Extracted records:
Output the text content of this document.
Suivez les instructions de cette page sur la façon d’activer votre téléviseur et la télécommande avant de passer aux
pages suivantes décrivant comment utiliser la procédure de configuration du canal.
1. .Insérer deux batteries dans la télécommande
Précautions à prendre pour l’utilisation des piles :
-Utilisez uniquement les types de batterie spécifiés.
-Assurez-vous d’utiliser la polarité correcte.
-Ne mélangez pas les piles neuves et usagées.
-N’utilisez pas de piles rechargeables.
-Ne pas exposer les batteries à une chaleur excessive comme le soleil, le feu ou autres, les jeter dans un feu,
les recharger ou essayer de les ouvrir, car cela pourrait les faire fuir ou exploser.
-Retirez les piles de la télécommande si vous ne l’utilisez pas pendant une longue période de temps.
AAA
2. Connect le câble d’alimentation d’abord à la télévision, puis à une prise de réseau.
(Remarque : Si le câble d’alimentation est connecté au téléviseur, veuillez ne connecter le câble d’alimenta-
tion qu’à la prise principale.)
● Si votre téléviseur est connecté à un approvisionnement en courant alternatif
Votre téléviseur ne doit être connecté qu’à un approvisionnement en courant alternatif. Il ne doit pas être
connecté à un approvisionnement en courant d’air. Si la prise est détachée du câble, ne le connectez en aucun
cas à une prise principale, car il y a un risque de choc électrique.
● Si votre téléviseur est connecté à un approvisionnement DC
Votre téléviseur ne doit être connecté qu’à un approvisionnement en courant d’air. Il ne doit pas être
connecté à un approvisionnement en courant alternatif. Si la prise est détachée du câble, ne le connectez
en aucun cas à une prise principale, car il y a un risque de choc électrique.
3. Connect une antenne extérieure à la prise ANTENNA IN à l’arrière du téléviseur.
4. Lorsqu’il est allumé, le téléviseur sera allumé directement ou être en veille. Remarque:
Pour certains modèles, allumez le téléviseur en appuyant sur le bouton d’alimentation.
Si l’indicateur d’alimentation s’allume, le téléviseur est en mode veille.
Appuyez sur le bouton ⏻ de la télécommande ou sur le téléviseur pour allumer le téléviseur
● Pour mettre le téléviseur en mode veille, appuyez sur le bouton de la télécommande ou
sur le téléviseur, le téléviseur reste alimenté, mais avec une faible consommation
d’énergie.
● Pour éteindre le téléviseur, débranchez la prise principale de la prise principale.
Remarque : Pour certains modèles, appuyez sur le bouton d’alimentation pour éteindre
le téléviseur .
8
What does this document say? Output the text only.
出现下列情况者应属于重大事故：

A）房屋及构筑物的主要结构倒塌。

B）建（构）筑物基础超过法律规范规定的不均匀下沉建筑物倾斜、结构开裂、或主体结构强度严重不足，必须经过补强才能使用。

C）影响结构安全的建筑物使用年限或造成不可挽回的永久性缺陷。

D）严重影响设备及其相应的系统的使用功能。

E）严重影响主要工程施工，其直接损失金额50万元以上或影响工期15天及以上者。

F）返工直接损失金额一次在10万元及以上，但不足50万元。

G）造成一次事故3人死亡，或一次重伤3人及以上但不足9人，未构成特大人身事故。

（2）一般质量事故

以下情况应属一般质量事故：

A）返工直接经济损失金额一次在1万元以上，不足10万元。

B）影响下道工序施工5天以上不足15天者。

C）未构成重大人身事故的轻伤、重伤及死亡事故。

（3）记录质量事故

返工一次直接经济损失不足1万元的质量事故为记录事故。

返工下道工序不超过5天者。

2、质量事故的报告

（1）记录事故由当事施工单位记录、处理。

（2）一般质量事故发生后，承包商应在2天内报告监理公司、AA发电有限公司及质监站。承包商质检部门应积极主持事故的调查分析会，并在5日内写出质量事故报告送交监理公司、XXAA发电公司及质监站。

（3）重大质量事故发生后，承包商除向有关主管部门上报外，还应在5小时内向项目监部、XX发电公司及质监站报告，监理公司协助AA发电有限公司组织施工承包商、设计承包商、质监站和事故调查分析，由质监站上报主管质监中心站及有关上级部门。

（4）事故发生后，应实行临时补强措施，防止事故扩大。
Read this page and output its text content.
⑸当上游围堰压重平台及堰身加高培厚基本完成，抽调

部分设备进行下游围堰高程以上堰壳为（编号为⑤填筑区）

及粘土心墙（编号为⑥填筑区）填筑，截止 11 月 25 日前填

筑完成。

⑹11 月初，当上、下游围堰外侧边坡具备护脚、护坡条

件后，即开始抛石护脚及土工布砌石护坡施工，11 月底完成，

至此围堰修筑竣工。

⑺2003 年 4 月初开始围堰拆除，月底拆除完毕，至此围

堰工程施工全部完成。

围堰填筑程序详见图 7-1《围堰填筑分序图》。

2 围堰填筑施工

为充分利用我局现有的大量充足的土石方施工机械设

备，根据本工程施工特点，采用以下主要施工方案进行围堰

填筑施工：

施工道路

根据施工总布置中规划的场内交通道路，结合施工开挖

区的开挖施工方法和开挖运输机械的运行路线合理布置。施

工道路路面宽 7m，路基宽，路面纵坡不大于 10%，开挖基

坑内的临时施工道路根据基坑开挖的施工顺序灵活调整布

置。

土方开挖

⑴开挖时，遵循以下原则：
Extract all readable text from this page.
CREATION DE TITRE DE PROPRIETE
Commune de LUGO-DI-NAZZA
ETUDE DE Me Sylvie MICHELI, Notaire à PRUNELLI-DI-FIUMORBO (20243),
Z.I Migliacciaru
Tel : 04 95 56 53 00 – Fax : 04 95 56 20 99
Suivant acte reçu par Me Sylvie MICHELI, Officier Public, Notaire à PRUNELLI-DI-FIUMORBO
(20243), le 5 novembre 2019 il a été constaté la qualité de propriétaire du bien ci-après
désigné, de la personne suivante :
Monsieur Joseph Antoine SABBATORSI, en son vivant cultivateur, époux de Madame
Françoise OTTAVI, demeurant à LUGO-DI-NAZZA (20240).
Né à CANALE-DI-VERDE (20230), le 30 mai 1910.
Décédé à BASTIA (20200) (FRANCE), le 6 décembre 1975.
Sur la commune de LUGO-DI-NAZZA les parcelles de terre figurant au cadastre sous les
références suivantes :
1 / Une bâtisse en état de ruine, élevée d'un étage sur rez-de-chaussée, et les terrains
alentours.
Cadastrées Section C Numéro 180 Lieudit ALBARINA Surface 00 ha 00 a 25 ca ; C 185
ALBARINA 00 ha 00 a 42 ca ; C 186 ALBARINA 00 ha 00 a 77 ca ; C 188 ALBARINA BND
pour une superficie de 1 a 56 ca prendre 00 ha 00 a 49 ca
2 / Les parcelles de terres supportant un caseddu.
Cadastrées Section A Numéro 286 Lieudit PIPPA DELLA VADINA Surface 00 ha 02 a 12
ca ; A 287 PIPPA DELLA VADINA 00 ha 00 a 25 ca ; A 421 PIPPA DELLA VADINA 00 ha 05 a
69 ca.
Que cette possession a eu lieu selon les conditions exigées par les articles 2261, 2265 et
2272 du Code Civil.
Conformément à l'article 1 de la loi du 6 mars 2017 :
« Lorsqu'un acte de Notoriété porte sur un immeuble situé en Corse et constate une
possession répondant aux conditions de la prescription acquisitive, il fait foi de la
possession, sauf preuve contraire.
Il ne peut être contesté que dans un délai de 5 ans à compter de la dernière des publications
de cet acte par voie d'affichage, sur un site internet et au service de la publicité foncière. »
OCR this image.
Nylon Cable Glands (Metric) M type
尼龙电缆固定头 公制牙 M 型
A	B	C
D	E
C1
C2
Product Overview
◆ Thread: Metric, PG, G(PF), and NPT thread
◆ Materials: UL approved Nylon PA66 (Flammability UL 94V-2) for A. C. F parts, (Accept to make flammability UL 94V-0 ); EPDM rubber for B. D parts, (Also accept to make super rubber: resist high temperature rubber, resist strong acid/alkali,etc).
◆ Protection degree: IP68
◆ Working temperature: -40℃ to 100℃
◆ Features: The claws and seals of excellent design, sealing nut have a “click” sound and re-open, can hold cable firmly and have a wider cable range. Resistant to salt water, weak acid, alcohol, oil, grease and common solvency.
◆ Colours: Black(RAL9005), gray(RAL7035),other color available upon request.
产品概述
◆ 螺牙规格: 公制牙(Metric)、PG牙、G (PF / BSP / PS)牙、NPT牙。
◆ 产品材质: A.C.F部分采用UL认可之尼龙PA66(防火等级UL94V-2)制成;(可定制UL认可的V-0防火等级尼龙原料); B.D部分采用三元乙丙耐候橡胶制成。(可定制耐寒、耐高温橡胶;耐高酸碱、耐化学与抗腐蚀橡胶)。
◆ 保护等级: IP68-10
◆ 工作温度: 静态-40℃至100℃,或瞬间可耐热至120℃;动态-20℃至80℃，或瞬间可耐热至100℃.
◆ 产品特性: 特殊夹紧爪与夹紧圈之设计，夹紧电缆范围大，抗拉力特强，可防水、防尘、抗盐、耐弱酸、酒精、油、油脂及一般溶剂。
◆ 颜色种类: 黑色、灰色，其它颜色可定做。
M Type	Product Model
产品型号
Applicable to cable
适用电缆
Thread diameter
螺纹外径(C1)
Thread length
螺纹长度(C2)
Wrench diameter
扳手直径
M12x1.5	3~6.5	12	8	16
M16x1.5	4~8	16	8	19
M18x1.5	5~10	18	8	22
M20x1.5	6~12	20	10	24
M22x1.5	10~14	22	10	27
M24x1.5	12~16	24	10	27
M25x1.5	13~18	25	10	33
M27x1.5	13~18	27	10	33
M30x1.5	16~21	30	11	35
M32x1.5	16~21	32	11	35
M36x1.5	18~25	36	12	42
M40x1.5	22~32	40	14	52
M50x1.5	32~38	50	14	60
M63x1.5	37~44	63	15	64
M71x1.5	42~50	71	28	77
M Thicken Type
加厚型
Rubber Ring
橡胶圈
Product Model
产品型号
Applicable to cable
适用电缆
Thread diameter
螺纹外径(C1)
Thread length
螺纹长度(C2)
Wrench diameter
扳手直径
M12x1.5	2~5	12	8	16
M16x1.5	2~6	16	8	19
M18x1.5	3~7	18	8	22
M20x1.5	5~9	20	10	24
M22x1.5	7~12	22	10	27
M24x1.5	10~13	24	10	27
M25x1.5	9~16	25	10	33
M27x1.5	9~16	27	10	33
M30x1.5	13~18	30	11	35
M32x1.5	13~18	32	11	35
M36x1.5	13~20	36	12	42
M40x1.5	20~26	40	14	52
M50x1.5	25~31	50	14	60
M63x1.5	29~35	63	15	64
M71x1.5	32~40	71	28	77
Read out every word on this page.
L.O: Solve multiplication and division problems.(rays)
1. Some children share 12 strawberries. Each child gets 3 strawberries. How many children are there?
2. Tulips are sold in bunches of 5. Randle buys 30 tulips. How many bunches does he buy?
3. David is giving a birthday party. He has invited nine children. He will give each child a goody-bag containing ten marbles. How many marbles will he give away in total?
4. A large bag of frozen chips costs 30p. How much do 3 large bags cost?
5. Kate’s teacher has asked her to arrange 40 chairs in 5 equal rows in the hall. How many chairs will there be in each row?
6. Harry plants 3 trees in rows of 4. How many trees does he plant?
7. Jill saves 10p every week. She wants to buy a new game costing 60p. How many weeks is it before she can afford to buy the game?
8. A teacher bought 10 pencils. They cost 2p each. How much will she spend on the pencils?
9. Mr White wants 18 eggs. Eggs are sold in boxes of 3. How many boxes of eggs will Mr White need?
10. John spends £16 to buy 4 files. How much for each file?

Work required: Show every line of the listing in which the string "Cadastrées" can be found.

Exercise output:
Cadastrées Section C Numéro 180 Lieudit ALBARINA Surface 00 ha 00 a 25 ca ; C 185
Cadastrées Section A Numéro 286 Lieudit PIPPA DELLA VADINA Surface 00 ha 02 a 12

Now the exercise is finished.